* Begin Recorded data *

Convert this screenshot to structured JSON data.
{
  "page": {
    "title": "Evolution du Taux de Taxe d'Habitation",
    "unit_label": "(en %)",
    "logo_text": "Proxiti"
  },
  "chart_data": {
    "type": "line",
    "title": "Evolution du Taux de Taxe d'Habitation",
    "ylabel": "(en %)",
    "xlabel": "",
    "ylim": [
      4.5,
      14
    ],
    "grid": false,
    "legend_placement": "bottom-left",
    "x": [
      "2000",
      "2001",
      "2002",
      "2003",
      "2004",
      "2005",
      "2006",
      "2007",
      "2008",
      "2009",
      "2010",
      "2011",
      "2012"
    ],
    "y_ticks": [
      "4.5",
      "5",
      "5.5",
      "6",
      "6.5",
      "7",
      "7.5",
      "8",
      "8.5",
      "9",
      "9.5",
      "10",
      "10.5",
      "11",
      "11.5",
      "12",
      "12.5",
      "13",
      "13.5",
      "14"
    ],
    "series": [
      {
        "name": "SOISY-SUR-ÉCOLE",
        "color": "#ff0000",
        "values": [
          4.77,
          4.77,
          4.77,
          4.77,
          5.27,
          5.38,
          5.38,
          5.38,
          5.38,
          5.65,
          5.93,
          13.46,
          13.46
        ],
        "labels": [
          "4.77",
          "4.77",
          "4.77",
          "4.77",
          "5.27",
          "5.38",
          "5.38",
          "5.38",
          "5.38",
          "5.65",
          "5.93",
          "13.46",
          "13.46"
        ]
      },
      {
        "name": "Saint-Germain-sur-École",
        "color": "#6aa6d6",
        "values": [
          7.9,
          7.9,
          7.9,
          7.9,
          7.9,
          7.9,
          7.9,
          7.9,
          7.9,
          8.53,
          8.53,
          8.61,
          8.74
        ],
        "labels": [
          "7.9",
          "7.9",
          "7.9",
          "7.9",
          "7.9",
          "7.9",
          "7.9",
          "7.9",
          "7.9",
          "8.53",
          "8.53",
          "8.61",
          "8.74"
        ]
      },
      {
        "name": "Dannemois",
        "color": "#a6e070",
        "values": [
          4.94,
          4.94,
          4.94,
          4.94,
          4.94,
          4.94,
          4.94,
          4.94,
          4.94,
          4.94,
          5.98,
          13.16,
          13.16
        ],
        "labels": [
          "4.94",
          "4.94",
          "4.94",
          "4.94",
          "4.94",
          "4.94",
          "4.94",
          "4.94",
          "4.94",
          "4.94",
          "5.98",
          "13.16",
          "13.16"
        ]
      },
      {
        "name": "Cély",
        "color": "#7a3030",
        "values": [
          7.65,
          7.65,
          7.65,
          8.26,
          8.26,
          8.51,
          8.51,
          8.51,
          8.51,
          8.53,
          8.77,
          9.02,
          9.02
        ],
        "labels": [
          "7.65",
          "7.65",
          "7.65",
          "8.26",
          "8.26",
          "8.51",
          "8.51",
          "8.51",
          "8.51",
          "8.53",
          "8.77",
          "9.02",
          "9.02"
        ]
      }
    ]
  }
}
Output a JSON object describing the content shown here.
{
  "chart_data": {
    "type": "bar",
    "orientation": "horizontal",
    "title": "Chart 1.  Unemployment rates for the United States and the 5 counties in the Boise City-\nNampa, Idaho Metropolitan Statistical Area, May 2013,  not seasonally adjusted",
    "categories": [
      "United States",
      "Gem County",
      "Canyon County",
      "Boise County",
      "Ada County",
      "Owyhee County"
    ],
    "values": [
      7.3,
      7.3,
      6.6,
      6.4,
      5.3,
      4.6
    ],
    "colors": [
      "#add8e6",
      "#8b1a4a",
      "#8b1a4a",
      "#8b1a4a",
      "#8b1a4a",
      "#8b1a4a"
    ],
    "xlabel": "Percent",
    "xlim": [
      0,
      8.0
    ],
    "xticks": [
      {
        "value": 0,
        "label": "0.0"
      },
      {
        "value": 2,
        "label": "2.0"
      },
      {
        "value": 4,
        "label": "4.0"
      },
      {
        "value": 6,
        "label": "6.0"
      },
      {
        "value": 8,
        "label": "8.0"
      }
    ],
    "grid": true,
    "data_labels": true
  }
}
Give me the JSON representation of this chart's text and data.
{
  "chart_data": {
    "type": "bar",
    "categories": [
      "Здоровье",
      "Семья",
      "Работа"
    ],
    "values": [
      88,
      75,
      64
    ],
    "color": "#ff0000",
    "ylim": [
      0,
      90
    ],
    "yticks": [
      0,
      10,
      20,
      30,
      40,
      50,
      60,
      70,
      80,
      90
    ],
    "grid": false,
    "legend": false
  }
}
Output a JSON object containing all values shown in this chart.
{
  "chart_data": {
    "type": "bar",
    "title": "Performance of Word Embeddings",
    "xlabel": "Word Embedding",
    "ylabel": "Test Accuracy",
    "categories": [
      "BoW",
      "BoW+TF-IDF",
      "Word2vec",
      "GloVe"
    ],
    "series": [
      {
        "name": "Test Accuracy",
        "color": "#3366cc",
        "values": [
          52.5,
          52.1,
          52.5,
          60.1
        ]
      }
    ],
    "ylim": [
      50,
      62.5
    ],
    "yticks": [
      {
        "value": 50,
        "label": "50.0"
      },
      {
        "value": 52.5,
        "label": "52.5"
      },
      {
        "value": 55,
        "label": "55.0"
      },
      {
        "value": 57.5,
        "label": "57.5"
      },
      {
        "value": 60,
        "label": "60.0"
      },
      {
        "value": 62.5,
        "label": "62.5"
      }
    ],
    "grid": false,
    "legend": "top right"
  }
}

* End Recorded data *

What the exercise asks –
Reproduce every line of the data verbatim.

Correct answer –
Convert this screenshot to structured JSON data.
{
  "page": {
    "title": "Evolution du Taux de Taxe d'Habitation",
    "unit_label": "(en %)",
    "logo_text": "Proxiti"
  },
  "chart_data": {
    "type": "line",
    "title": "Evolution du Taux de Taxe d'Habitation",
    "ylabel": "(en %)",
    "xlabel": "",
    "ylim": [
      4.5,
      14
    ],
    "grid": false,
    "legend_placement": "bottom-left",
    "x": [
      "2000",
      "2001",
      "2002",
      "2003",
      "2004",
      "2005",
      "2006",
      "2007",
      "2008",
      "2009",
      "2010",
      "2011",
      "2012"
    ],
    "y_ticks": [
      "4.5",
      "5",
      "5.5",
      "6",
      "6.5",
      "7",
      "7.5",
      "8",
      "8.5",
      "9",
      "9.5",
      "10",
      "10.5",
      "11",
      "11.5",
      "12",
      "12.5",
      "13",
      "13.5",
      "14"
    ],
    "series": [
      {
        "name": "SOISY-SUR-ÉCOLE",
        "color": "#ff0000",
        "values": [
          4.77,
          4.77,
          4.77,
          4.77,
          5.27,
          5.38,
          5.38,
          5.38,
          5.38,
          5.65,
          5.93,
          13.46,
          13.46
        ],
        "labels": [
          "4.77",
          "4.77",
          "4.77",
          "4.77",
          "5.27",
          "5.38",
          "5.38",
          "5.38",
          "5.38",
          "5.65",
          "5.93",
          "13.46",
          "13.46"
        ]
      },
      {
        "name": "Saint-Germain-sur-École",
        "color": "#6aa6d6",
        "values": [
          7.9,
          7.9,
          7.9,
          7.9,
          7.9,
          7.9,
          7.9,
          7.9,
          7.9,
          8.53,
          8.53,
          8.61,
          8.74
        ],
        "labels": [
          "7.9",
          "7.9",
          "7.9",
          "7.9",
          "7.9",
          "7.9",
          "7.9",
          "7.9",
          "7.9",
          "8.53",
          "8.53",
          "8.61",
          "8.74"
        ]
      },
      {
        "name": "Dannemois",
        "color": "#a6e070",
        "values": [
          4.94,
          4.94,
          4.94,
          4.94,
          4.94,
          4.94,
          4.94,
          4.94,
          4.94,
          4.94,
          5.98,
          13.16,
          13.16
        ],
        "labels": [
          "4.94",
          "4.94",
          "4.94",
          "4.94",
          "4.94",
          "4.94",
          "4.94",
          "4.94",
          "4.94",
          "4.94",
          "5.98",
          "13.16",
          "13.16"
        ]
      },
      {
        "name": "Cély",
        "color": "#7a3030",
        "values": [
          7.65,
          7.65,
          7.65,
          8.26,
          8.26,
          8.51,
          8.51,
          8.51,
          8.51,
          8.53,
          8.77,
          9.02,
          9.02
        ],
        "labels": [
          "7.65",
          "7.65",
          "7.65",
          "8.26",
          "8.26",
          "8.51",
          "8.51",
          "8.51",
          "8.51",
          "8.53",
          "8.77",
          "9.02",
          "9.02"
        ]
      }
    ]
  }
}
Output a JSON object describing the content shown here.
{
  "chart_data": {
    "type": "bar",
    "orientation": "horizontal",
    "title": "Chart 1.  Unemployment rates for the United States and the 5 counties in the Boise City-\nNampa, Idaho Metropolitan Statistical Area, May 2013,  not seasonally adjusted",
    "categories": [
      "United States",
      "Gem County",
      "Canyon County",
      "Boise County",
      "Ada County",
      "Owyhee County"
    ],
    "values": [
      7.3,
      7.3,
      6.6,
      6.4,
      5.3,
      4.6
    ],
    "colors": [
      "#add8e6",
      "#8b1a4a",
      "#8b1a4a",
      "#8b1a4a",
      "#8b1a4a",
      "#8b1a4a"
    ],
    "xlabel": "Percent",
    "xlim": [
      0,
      8.0
    ],
    "xticks": [
      {
        "value": 0,
        "label": "0.0"
      },
      {
        "value": 2,
        "label": "2.0"
      },
      {
        "value": 4,
        "label": "4.0"
      },
      {
        "value": 6,
        "label": "6.0"
      },
      {
        "value": 8,
        "label": "8.0"
      }
    ],
    "grid": true,
    "data_labels": true
  }
}
Give me the JSON representation of this chart's text and data.
{
  "chart_data": {
    "type": "bar",
    "categories": [
      "Здоровье",
      "Семья",
      "Работа"
    ],
    "values": [
      88,
      75,
      64
    ],
    "color": "#ff0000",
    "ylim": [
      0,
      90
    ],
    "yticks": [
      0,
      10,
      20,
      30,
      40,
      50,
      60,
      70,
      80,
      90
    ],
    "grid": false,
    "legend": false
  }
}
Output a JSON object containing all values shown in this chart.
{
  "chart_data": {
    "type": "bar",
    "title": "Performance of Word Embeddings",
    "xlabel": "Word Embedding",
    "ylabel": "Test Accuracy",
    "categories": [
      "BoW",
      "BoW+TF-IDF",
      "Word2vec",
      "GloVe"
    ],
    "series": [
      {
        "name": "Test Accuracy",
        "color": "#3366cc",
        "values": [
          52.5,
          52.1,
          52.5,
          60.1
        ]
      }
    ],
    "ylim": [
      50,
      62.5
    ],
    "yticks": [
      {
        "value": 50,
        "label": "50.0"
      },
      {
        "value": 52.5,
        "label": "52.5"
      },
      {
        "value": 55,
        "label": "55.0"
      },
      {
        "value": 57.5,
        "label": "57.5"
      },
      {
        "value": 60,
        "label": "60.0"
      },
      {
        "value": 62.5,
        "label": "62.5"
      }
    ],
    "grid": false,
    "legend": "top right"
  }
}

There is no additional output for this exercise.